▶ **DOCUMENT**:
※ ※ ※

Classes derived from sklearn; they have the advantage that they can be stacked in a Pipeline:

import numpy as np
import pandas as pd

from sklearn.base import BaseEstimator, TransformerMixin

class MeanImputer(BaseEstimator, TransformerMixin):
    """Numerical missing value imputer."""

    def __init__(self, variables):
        # Check that the variables are of type list
        # Save any attributes
        if not isinstance(variables, list):
            raise ValueError('variables should be a list')
        self.variables = variables

    def fit(self, X, y=None):
        # Learn and persist mean values in a dictionary
        # If there is no return, return self
        # Always define fit()
        self.imputer_dict_ = X[self.variables].mean().to_dict()
        # Always return self!
        return self

    def transform(self, X):
        # Note that we copy X to avoid changing the original dataset
        # Always define transform()

※ ※ ※

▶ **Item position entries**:
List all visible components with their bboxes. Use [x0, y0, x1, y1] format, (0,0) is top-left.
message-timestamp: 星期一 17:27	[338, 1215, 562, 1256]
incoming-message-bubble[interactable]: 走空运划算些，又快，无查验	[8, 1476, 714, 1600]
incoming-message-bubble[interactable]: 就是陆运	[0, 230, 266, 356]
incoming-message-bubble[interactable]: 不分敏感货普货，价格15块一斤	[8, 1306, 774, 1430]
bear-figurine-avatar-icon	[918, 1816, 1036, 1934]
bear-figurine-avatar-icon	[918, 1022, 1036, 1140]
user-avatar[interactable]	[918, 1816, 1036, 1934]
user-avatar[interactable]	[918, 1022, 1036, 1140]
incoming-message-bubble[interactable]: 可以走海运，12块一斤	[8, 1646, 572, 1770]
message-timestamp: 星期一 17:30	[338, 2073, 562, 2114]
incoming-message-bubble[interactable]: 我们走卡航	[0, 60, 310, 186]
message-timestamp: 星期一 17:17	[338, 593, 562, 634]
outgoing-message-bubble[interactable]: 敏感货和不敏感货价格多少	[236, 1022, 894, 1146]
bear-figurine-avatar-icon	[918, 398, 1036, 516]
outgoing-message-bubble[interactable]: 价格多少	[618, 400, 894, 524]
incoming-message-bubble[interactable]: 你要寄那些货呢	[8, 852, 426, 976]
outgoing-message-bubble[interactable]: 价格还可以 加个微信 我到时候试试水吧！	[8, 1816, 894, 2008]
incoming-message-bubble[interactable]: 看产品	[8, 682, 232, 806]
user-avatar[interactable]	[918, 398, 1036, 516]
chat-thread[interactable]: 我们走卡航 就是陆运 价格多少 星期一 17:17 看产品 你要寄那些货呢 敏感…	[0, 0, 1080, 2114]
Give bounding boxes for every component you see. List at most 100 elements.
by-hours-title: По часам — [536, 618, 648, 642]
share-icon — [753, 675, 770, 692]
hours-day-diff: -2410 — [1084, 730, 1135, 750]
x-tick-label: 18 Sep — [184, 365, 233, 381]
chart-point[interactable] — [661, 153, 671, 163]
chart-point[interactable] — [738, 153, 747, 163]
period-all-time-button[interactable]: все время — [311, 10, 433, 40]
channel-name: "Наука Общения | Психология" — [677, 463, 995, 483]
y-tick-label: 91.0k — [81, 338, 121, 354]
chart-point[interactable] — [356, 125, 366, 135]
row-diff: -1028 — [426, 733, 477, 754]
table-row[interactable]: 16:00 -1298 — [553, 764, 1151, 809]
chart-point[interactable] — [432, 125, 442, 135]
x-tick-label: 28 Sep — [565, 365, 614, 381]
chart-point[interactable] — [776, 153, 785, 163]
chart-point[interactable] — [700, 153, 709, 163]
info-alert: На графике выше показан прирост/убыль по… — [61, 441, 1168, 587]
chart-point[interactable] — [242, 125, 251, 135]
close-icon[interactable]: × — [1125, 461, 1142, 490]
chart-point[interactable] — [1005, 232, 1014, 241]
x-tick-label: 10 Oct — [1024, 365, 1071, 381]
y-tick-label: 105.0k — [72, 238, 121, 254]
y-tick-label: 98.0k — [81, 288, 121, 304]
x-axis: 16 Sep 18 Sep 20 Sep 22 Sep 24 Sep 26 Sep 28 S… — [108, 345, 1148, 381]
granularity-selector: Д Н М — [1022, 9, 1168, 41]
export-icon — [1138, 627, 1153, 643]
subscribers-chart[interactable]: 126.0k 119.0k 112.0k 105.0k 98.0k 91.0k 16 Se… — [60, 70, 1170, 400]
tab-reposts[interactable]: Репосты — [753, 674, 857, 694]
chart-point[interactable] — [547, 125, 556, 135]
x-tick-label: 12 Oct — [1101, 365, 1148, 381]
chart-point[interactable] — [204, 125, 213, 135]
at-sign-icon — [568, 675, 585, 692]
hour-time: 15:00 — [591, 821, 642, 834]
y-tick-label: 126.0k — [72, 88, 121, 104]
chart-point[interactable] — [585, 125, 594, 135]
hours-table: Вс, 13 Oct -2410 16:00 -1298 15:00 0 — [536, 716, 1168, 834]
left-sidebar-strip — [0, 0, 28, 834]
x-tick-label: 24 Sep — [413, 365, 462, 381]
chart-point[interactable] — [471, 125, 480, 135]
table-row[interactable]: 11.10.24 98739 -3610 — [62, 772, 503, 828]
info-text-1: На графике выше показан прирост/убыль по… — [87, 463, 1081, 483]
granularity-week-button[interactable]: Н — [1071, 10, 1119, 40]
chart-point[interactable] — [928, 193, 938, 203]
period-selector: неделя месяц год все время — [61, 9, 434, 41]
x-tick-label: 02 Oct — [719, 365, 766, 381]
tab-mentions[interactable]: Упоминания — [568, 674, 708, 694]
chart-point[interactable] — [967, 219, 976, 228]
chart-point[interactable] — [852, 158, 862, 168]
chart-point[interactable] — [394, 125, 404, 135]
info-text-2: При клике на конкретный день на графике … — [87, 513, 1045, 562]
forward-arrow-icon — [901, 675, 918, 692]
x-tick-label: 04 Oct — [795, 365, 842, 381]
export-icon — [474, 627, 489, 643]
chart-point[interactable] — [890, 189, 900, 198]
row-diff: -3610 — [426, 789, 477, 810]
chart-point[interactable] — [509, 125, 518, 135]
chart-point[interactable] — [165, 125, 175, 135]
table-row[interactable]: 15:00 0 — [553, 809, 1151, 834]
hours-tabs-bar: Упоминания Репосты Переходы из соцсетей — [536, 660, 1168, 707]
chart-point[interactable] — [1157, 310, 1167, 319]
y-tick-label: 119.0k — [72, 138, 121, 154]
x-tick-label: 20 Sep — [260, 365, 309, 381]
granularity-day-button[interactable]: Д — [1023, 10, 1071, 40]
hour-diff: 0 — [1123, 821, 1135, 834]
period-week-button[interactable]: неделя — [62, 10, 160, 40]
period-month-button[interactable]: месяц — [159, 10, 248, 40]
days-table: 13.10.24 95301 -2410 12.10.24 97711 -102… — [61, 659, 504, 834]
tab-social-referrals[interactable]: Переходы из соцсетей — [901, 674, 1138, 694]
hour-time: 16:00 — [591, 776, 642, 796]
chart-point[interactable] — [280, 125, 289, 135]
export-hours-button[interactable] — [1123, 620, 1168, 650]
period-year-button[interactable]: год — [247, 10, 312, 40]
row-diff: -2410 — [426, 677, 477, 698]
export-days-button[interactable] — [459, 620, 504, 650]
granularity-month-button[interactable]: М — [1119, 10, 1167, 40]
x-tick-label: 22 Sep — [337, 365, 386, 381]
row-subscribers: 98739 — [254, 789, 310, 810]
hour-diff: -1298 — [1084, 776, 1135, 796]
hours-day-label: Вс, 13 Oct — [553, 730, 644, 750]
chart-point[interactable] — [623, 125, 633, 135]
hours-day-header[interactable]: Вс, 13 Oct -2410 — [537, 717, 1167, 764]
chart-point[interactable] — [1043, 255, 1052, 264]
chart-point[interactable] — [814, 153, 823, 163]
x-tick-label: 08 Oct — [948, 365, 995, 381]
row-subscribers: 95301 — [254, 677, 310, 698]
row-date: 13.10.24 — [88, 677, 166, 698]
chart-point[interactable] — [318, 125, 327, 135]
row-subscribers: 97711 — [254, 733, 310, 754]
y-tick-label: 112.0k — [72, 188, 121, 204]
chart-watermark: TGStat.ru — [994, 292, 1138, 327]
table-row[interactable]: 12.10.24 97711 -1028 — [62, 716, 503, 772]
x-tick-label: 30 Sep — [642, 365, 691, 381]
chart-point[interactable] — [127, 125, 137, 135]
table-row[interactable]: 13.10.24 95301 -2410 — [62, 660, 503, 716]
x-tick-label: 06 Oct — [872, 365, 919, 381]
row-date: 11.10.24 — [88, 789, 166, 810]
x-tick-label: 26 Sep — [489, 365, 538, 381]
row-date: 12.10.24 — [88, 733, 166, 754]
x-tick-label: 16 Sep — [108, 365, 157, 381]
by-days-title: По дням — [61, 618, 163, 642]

※ ※ ※

▶ **DIRECTIVE**: Name each method that the MeanImputer class defines in the sklearn transformer excerpt.

▶ **TASK SOLUTION**: __init__, fit, transform